-- START --

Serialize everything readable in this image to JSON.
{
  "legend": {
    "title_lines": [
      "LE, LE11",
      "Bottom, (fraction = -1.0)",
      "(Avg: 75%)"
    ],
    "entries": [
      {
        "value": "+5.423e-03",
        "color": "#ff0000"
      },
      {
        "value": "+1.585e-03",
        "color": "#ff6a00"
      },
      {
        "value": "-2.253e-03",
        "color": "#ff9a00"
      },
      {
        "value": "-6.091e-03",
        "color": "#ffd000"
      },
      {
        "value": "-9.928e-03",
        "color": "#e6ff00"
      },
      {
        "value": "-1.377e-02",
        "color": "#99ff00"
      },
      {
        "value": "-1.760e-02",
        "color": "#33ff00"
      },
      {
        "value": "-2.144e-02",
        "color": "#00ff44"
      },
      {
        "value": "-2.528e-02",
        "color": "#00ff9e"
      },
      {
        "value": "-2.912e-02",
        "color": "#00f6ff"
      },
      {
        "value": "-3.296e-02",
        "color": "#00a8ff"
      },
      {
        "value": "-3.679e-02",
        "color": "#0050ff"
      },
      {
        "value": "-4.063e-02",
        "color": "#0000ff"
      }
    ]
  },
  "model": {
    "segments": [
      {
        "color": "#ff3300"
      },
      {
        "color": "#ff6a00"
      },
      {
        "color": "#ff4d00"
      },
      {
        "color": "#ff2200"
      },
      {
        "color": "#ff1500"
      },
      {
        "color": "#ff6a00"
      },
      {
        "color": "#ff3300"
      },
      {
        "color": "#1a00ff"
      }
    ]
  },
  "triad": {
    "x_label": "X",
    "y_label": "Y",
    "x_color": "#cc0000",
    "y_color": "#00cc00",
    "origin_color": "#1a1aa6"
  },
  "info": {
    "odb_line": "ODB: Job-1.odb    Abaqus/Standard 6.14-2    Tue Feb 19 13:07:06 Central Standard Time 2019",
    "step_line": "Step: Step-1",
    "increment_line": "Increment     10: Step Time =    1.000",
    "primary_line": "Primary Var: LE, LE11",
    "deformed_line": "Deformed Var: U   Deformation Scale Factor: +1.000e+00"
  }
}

-- END --

▶ **GIVEN INSTRUCTION**
Each line of the listing above should be output exactly.

▶ **ANSWER TO THIS TASK**
Serialize everything readable in this image to JSON.
{
  "legend": {
    "title_lines": [
      "LE, LE11",
      "Bottom, (fraction = -1.0)",
      "(Avg: 75%)"
    ],
    "entries": [
      {
        "value": "+5.423e-03",
        "color": "#ff0000"
      },
      {
        "value": "+1.585e-03",
        "color": "#ff6a00"
      },
      {
        "value": "-2.253e-03",
        "color": "#ff9a00"
      },
      {
        "value": "-6.091e-03",
        "color": "#ffd000"
      },
      {
        "value": "-9.928e-03",
        "color": "#e6ff00"
      },
      {
        "value": "-1.377e-02",
        "color": "#99ff00"
      },
      {
        "value": "-1.760e-02",
        "color": "#33ff00"
      },
      {
        "value": "-2.144e-02",
        "color": "#00ff44"
      },
      {
        "value": "-2.528e-02",
        "color": "#00ff9e"
      },
      {
        "value": "-2.912e-02",
        "color": "#00f6ff"
      },
      {
        "value": "-3.296e-02",
        "color": "#00a8ff"
      },
      {
        "value": "-3.679e-02",
        "color": "#0050ff"
      },
      {
        "value": "-4.063e-02",
        "color": "#0000ff"
      }
    ]
  },
  "model": {
    "segments": [
      {
        "color": "#ff3300"
      },
      {
        "color": "#ff6a00"
      },
      {
        "color": "#ff4d00"
      },
      {
        "color": "#ff2200"
      },
      {
        "color": "#ff1500"
      },
      {
        "color": "#ff6a00"
      },
      {
        "color": "#ff3300"
      },
      {
        "color": "#1a00ff"
      }
    ]
  },
  "triad": {
    "x_label": "X",
    "y_label": "Y",
    "x_color": "#cc0000",
    "y_color": "#00cc00",
    "origin_color": "#1a1aa6"
  },
  "info": {
    "odb_line": "ODB: Job-1.odb    Abaqus/Standard 6.14-2    Tue Feb 19 13:07:06 Central Standard Time 2019",
    "step_line": "Step: Step-1",
    "increment_line": "Increment     10: Step Time =    1.000",
    "primary_line": "Primary Var: LE, LE11",
    "deformed_line": "Deformed Var: U   Deformation Scale Factor: +1.000e+00"
  }
}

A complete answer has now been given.